→ SET EXERCISE: Filter the records below and copy every line containing the word "date".

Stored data

- - - -

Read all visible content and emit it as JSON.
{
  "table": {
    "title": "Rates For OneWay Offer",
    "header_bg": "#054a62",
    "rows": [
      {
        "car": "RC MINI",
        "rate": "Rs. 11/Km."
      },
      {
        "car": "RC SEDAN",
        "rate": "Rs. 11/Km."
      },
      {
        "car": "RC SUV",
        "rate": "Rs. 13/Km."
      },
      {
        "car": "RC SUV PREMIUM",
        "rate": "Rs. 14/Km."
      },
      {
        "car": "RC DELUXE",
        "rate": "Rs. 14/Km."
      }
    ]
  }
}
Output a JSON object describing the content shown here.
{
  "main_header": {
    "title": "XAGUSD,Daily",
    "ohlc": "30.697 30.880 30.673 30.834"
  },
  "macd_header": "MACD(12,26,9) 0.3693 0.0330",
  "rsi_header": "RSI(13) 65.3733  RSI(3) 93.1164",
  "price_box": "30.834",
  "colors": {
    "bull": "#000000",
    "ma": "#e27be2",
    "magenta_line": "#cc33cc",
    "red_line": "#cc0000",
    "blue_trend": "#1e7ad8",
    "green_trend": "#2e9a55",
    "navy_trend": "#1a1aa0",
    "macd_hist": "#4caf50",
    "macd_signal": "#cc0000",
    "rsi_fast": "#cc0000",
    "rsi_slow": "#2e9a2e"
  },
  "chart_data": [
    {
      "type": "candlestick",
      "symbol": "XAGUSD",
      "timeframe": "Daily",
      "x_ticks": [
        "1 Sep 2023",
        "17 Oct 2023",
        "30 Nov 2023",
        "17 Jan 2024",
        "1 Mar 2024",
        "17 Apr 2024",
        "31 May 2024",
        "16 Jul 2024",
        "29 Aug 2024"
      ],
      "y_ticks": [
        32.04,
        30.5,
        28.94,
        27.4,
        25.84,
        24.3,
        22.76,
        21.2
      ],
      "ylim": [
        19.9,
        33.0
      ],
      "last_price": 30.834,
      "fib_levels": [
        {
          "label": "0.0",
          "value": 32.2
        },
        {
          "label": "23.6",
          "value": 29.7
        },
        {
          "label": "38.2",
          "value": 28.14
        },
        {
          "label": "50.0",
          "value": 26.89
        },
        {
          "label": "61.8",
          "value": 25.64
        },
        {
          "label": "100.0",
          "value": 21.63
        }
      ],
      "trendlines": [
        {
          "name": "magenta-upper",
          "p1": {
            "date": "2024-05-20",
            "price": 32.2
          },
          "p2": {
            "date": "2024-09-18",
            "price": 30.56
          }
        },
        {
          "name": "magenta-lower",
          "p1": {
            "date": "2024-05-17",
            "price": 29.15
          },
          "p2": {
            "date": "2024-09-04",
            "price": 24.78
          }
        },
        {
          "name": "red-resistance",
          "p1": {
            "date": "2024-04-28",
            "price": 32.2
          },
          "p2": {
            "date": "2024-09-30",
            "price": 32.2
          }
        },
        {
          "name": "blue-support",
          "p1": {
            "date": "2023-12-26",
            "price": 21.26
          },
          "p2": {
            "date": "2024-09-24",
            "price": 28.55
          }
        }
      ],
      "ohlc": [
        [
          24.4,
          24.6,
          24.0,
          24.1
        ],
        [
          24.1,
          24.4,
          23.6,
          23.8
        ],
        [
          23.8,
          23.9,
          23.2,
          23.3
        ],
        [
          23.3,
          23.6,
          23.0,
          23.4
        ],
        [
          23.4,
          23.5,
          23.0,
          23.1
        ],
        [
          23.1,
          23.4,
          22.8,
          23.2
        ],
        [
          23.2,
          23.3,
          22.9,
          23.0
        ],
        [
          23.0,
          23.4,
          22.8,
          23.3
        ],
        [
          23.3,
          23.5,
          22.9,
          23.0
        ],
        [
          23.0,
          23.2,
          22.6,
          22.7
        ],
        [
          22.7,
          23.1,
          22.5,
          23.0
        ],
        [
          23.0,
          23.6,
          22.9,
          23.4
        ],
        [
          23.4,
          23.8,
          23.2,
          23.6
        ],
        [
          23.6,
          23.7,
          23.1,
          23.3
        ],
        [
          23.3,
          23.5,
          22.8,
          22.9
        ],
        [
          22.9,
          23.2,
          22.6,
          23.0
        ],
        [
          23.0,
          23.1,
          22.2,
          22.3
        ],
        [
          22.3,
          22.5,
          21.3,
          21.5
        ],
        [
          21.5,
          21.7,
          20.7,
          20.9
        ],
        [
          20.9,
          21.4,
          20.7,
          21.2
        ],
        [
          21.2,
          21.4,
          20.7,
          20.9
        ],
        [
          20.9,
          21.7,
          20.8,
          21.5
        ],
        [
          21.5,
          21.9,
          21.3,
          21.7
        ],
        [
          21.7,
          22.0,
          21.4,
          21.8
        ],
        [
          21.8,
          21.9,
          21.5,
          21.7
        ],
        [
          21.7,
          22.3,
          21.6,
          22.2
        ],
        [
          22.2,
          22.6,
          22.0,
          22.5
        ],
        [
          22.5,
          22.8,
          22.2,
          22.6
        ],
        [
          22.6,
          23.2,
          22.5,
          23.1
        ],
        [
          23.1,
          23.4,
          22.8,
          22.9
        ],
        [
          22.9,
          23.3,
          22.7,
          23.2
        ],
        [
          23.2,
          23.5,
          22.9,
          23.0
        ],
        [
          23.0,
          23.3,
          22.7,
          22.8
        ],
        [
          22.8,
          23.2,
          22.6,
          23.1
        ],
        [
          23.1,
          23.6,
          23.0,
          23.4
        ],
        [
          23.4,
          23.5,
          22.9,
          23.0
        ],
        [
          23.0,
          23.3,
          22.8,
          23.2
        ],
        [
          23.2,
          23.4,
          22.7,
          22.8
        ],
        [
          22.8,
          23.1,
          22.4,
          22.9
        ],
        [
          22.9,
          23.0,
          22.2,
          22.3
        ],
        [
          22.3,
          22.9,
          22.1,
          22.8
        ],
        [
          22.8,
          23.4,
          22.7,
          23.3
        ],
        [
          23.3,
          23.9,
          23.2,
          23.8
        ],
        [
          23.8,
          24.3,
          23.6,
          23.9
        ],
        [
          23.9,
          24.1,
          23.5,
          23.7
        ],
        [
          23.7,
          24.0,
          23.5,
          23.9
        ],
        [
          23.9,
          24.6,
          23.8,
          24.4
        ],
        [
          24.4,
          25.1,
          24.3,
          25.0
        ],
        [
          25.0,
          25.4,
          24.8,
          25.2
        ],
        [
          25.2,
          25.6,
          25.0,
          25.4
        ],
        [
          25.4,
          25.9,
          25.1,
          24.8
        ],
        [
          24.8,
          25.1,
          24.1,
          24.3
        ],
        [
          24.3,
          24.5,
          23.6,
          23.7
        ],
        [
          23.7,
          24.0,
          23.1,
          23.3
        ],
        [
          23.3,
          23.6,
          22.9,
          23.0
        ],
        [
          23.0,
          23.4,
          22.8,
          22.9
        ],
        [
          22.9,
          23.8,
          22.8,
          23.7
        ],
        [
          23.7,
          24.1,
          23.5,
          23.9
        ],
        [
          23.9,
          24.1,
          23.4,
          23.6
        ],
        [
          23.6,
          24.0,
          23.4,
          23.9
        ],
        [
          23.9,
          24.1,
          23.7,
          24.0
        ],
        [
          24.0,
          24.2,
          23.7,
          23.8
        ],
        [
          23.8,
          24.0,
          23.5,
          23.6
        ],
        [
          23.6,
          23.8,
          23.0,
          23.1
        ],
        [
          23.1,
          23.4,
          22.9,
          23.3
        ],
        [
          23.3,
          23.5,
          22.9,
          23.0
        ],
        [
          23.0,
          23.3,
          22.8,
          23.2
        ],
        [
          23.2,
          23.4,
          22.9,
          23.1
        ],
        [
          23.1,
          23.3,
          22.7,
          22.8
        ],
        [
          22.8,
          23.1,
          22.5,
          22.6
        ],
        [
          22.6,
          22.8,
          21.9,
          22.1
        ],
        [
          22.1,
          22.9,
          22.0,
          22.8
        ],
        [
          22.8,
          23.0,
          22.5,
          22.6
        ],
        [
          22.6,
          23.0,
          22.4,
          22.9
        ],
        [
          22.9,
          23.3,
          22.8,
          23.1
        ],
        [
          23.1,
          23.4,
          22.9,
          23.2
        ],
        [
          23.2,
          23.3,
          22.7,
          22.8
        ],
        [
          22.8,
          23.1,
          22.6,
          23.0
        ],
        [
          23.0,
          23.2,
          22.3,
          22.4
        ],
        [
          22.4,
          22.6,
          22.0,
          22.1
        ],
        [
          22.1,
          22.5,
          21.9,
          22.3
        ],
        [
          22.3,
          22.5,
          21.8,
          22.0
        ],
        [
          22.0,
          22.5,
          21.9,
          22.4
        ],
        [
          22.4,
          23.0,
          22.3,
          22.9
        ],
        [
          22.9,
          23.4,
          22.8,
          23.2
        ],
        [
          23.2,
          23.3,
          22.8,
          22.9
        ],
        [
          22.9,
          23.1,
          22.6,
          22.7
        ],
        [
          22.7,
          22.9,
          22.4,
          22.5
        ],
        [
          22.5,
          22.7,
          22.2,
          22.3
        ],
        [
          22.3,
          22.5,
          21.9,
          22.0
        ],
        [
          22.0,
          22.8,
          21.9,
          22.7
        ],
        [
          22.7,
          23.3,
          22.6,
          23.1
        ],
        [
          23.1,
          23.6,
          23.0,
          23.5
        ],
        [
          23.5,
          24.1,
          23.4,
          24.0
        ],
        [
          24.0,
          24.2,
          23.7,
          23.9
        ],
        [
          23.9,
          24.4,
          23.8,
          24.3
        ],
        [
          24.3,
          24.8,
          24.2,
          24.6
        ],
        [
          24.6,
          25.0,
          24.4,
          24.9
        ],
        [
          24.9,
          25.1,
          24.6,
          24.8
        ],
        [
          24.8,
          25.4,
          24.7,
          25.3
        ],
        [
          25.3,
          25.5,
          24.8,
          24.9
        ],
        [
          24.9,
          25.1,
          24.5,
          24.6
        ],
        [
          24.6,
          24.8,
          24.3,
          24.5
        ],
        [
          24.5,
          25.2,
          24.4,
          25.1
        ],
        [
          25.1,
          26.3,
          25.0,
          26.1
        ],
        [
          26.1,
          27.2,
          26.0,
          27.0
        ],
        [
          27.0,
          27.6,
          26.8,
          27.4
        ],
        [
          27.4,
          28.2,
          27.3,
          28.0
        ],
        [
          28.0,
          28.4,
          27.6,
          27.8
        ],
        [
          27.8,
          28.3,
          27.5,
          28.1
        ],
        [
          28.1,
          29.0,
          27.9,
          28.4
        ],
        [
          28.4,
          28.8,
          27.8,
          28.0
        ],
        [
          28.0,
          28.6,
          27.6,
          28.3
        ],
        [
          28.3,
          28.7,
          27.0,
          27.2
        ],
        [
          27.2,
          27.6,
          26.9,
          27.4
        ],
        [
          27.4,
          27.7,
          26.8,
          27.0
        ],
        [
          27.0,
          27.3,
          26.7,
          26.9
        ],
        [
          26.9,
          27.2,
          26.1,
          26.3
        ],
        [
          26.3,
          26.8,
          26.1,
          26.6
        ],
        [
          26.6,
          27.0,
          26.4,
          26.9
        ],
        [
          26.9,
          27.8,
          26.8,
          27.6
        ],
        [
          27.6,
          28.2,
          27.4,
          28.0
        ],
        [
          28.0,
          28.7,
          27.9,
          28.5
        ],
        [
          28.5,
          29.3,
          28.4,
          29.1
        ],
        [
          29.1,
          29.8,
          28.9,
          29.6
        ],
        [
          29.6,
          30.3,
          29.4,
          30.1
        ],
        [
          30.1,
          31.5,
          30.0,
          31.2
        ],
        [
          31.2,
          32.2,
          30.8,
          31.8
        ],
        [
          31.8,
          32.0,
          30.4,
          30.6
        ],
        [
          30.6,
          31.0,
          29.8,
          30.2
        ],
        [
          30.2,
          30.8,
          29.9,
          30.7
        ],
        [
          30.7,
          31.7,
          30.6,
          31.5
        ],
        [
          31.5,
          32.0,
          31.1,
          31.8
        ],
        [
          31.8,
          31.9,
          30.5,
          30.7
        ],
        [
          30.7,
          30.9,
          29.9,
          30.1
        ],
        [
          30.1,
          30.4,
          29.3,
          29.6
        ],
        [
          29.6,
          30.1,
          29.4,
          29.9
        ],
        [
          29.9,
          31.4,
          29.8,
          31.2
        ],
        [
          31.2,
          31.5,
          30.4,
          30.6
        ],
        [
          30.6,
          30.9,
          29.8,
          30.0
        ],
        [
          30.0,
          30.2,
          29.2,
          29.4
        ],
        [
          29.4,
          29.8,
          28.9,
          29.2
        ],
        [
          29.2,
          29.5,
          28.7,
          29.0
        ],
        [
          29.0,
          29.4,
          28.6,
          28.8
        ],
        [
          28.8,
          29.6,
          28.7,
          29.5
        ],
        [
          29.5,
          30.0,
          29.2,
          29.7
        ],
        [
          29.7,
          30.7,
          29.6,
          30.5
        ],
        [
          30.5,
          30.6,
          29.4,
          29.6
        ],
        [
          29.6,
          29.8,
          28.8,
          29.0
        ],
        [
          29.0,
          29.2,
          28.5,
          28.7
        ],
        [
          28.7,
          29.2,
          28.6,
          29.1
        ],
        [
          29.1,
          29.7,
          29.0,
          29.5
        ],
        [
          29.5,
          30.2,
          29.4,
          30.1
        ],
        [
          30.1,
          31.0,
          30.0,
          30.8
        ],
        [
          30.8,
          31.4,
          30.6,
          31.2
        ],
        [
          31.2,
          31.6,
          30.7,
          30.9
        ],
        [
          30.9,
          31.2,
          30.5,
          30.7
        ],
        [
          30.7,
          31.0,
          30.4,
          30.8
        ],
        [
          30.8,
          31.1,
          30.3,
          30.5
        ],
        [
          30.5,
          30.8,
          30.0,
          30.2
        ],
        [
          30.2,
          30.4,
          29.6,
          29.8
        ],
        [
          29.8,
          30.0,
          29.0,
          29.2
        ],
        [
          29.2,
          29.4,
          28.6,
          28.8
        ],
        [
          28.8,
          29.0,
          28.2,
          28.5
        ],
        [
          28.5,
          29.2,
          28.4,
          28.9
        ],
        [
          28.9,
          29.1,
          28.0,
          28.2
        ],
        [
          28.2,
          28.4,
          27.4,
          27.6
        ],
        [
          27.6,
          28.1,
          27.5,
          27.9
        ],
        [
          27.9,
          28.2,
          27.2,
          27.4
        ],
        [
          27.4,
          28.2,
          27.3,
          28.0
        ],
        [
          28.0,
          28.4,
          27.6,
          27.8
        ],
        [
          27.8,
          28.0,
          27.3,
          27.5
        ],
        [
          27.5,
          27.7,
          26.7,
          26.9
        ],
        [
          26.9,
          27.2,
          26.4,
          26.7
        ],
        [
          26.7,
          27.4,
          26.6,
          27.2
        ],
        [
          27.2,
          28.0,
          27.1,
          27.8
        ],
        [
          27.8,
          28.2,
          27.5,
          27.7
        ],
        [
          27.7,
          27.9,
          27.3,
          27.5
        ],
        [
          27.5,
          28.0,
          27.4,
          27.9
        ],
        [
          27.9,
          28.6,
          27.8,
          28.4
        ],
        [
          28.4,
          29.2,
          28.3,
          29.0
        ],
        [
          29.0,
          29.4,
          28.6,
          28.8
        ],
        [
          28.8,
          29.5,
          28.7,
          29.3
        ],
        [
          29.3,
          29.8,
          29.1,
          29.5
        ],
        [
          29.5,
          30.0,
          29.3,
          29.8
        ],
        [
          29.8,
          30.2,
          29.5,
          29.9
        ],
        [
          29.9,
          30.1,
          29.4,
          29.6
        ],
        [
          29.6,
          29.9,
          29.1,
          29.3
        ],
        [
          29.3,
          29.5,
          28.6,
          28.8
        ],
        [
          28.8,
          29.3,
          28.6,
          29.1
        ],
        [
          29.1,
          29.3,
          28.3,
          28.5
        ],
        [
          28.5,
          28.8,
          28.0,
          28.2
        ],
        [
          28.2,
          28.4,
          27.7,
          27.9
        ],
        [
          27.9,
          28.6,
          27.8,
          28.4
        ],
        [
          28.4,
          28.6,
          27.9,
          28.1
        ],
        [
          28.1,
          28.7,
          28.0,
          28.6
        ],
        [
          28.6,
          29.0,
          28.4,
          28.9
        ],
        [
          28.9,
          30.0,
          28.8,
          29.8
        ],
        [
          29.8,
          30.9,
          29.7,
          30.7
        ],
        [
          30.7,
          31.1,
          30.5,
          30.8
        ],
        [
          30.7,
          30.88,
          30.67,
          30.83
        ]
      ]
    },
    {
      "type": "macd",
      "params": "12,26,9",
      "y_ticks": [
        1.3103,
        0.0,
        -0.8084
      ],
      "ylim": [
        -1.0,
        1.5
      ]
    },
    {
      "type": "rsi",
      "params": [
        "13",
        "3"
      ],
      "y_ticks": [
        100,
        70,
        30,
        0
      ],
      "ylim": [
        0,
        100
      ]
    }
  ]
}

- - - -

→ SOLUTION FOR THIS TASK:
            "date": "2024-05-20",
            "date": "2024-09-18",
            "date": "2024-05-17",
            "date": "2024-09-04",
            "date": "2024-04-28",
            "date": "2024-09-30",
            "date": "2023-12-26",
            "date": "2024-09-24",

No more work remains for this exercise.